What is needed:
Single out the lines of the material that contain "this" and copy them.

** begin **

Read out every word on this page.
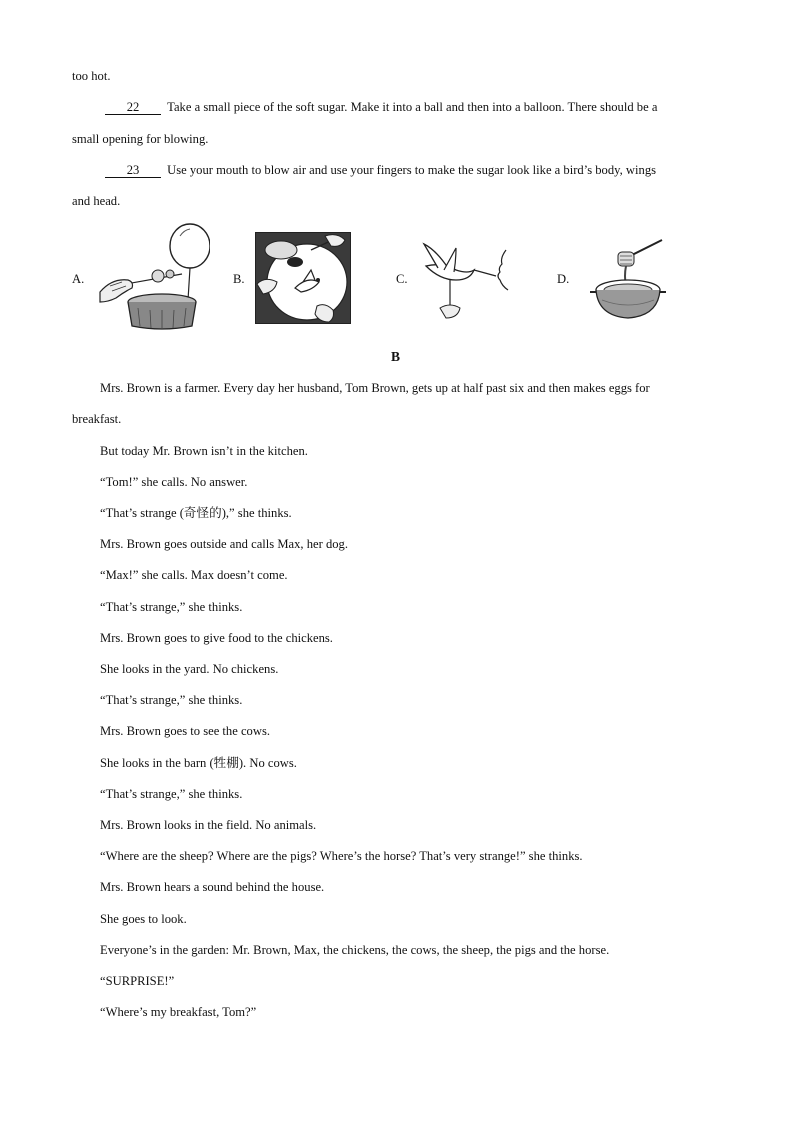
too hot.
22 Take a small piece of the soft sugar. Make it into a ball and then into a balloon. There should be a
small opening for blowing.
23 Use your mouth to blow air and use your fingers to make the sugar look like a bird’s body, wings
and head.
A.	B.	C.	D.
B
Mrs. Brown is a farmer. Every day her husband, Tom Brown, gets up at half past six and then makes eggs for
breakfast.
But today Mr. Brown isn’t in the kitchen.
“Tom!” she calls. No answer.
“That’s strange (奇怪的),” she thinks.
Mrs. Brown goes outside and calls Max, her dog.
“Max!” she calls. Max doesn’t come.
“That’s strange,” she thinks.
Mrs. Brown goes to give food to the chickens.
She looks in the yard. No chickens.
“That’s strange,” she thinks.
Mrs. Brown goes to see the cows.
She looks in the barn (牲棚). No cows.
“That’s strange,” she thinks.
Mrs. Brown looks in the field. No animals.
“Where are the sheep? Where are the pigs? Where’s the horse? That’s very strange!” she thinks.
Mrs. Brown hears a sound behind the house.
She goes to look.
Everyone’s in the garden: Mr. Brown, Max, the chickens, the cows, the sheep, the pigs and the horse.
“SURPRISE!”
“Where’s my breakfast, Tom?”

** end **
** begin **

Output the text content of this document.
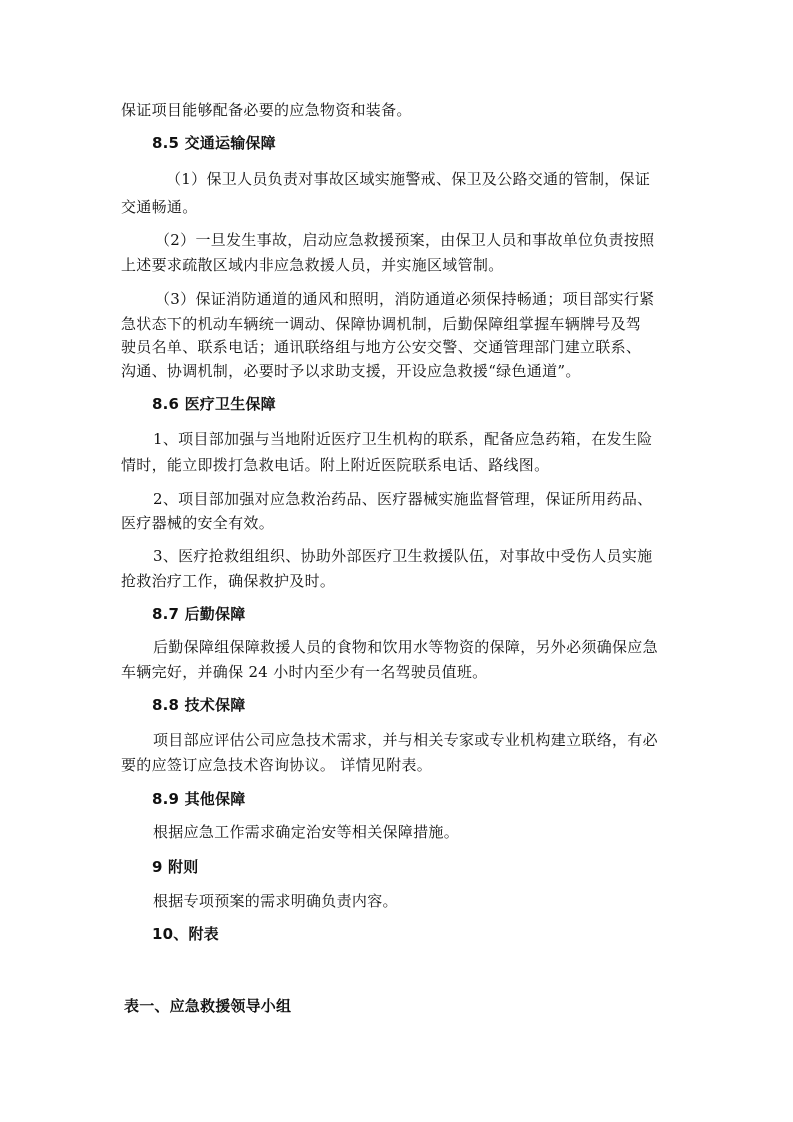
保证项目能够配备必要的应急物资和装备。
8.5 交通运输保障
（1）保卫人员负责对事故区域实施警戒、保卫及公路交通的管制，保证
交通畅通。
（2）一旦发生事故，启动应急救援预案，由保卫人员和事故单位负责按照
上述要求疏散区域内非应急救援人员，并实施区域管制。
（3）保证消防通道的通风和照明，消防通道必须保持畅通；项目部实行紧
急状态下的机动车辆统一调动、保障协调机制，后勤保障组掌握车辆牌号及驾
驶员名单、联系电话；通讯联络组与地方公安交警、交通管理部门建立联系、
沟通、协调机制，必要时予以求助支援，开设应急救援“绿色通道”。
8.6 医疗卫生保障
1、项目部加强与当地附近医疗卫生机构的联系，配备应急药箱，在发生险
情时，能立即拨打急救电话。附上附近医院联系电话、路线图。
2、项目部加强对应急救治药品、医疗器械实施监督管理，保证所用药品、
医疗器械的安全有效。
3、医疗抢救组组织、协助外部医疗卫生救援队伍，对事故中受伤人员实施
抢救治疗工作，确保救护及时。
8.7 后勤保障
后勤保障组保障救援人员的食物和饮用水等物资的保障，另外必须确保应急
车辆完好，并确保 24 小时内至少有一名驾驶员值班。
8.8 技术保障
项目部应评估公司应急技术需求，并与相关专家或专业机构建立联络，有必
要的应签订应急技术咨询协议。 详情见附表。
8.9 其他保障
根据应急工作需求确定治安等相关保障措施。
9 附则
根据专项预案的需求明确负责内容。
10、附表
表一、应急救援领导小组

** end **
** begin **

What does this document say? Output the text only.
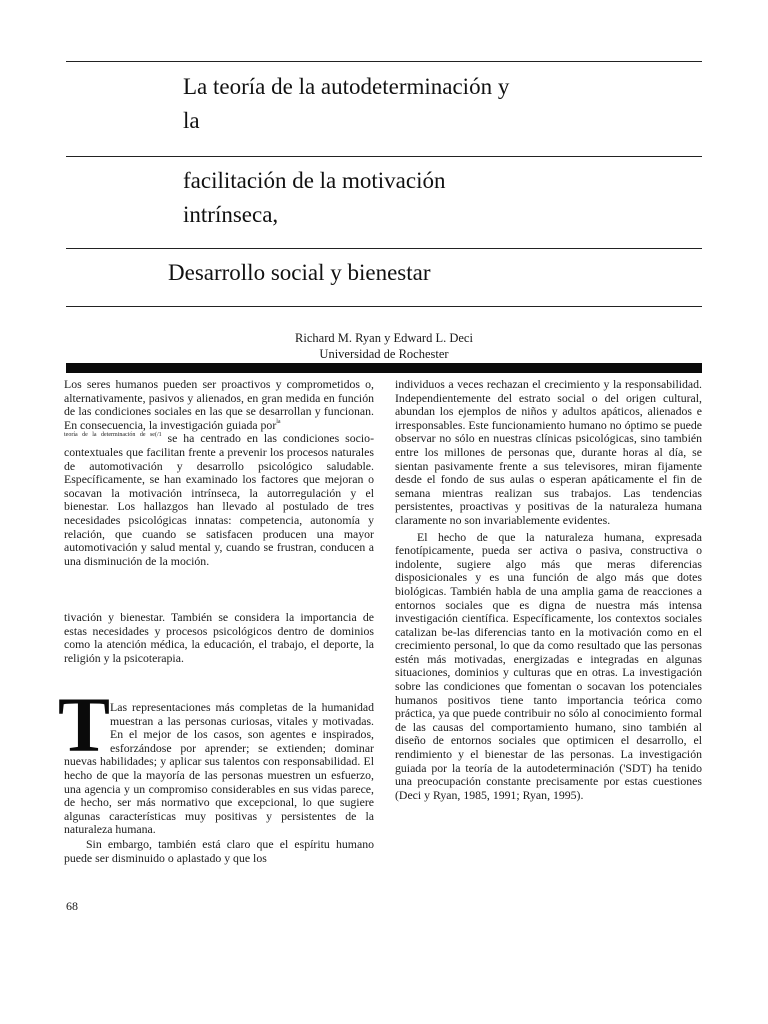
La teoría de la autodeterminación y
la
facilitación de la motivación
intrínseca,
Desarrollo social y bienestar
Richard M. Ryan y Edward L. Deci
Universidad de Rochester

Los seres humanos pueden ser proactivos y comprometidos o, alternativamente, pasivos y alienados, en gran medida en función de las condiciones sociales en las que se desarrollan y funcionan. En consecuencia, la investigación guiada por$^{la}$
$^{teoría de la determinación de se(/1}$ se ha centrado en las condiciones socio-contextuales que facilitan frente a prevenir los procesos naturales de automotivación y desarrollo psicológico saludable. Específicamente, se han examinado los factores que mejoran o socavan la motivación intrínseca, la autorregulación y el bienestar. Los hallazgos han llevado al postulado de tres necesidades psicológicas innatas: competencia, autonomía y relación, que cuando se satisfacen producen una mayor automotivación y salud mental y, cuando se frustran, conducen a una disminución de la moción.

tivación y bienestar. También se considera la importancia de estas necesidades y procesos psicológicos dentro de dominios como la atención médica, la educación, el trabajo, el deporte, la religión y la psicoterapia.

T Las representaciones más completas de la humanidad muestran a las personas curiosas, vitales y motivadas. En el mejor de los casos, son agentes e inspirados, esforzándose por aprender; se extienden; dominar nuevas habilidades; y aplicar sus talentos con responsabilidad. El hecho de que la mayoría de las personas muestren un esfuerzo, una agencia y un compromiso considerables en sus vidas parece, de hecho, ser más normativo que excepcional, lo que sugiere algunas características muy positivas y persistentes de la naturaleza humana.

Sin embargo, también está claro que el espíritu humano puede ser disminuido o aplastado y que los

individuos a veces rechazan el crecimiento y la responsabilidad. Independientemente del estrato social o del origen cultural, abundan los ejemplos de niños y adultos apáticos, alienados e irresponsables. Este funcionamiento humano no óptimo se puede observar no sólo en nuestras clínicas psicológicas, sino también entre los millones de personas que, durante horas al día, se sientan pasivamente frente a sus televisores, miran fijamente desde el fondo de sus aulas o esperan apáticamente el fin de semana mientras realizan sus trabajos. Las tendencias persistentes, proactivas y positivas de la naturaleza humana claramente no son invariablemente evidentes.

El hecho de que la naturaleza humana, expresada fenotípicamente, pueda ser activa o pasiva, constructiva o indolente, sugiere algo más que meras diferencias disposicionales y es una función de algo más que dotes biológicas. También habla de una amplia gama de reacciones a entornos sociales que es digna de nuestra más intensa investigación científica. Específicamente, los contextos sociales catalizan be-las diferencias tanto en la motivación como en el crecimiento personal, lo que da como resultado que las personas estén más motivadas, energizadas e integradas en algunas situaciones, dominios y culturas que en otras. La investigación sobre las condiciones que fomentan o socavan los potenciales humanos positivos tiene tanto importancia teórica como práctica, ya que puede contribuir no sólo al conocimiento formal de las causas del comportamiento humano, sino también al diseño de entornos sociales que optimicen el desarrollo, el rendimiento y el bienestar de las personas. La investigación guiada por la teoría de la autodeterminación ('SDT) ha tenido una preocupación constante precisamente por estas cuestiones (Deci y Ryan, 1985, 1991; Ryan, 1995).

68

** end **

Result of the task:
Read out every word on this page.
Output the text content of this document.
What does this document say? Output the text only.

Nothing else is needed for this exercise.